▸ **Task to complete**: Go line by line through the entries below and count those containing the string "based"; give only the count.

▸ **Data listing**:
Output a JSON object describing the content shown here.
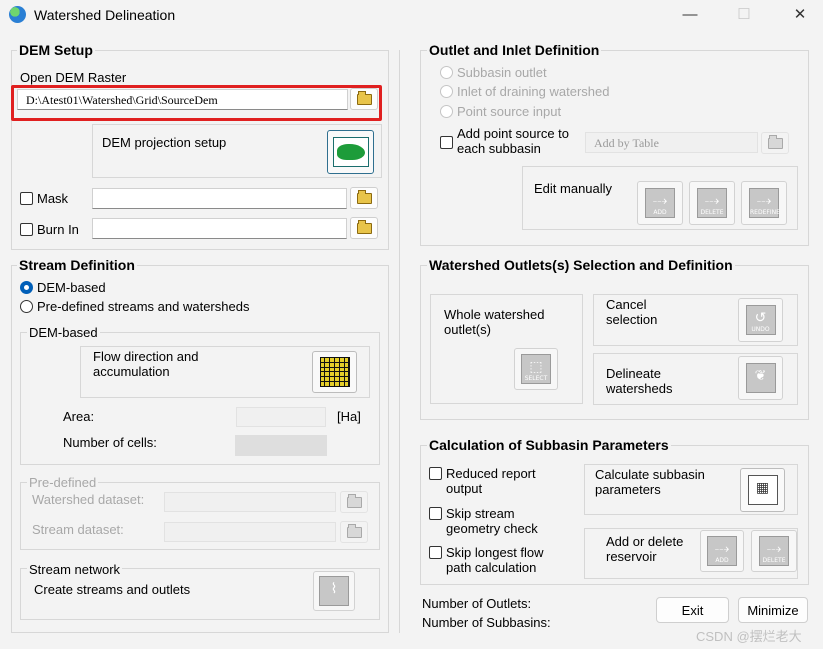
{
  "window": {
    "title": "Watershed Delineation",
    "minimize_glyph": "—",
    "maximize_glyph": "☐",
    "close_glyph": "✕"
  },
  "dem_setup": {
    "title": "DEM Setup",
    "open_dem_label": "Open DEM Raster",
    "dem_path": "D:\\Atest01\\Watershed\\Grid\\SourceDem",
    "projection_label": "DEM projection setup",
    "mask_label": "Mask",
    "mask_value": "",
    "burn_in_label": "Burn In",
    "burn_in_value": ""
  },
  "stream_definition": {
    "title": "Stream Definition",
    "opt_dem_based": "DEM-based",
    "opt_predefined": "Pre-defined streams and watersheds",
    "dem_based_title": "DEM-based",
    "flow_label": "Flow direction and accumulation",
    "area_label": "Area:",
    "area_unit": "[Ha]",
    "area_value": "",
    "cells_label": "Number of cells:",
    "cells_value": "",
    "predefined_title": "Pre-defined",
    "watershed_dataset_label": "Watershed dataset:",
    "stream_dataset_label": "Stream dataset:",
    "network_title": "Stream network",
    "create_label": "Create streams and outlets"
  },
  "outlet": {
    "title": "Outlet and Inlet Definition",
    "opt_subbasin": "Subbasin outlet",
    "opt_inlet": "Inlet of draining watershed",
    "opt_point": "Point source input",
    "add_point_label": "Add point source to each subbasin",
    "add_by_table": "Add by Table",
    "edit_manually": "Edit manually",
    "add_btn_caption": "ADD",
    "delete_btn_caption": "DELETE",
    "redefine_btn_caption": "REDEFINE"
  },
  "selection": {
    "title": "Watershed Outlets(s) Selection and Definition",
    "whole_label": "Whole watershed outlet(s)",
    "select_caption": "SELECT",
    "cancel_label": "Cancel selection",
    "undo_caption": "UNDO",
    "delineate_label": "Delineate watersheds"
  },
  "params": {
    "title": "Calculation of Subbasin Parameters",
    "reduced_label": "Reduced  report output",
    "skip_stream_label": "Skip stream geometry check",
    "skip_longest_label": "Skip longest flow path calculation",
    "calc_label": "Calculate subbasin parameters",
    "reservoir_label": "Add or delete reservoir",
    "add_caption": "ADD",
    "delete_caption": "DELETE"
  },
  "footer": {
    "outlets_label": "Number of Outlets:",
    "outlets_value": "",
    "subbasins_label": "Number of Subbasins:",
    "subbasins_value": "",
    "exit_label": "Exit",
    "minimize_label": "Minimize",
    "watermark": "CSDN @摆烂老大"
  },
  "colors": {
    "highlight": "#e02020",
    "accent": "#005fb8",
    "background": "#f3f3f3"
  }
}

▸ **Completed exercise**: 2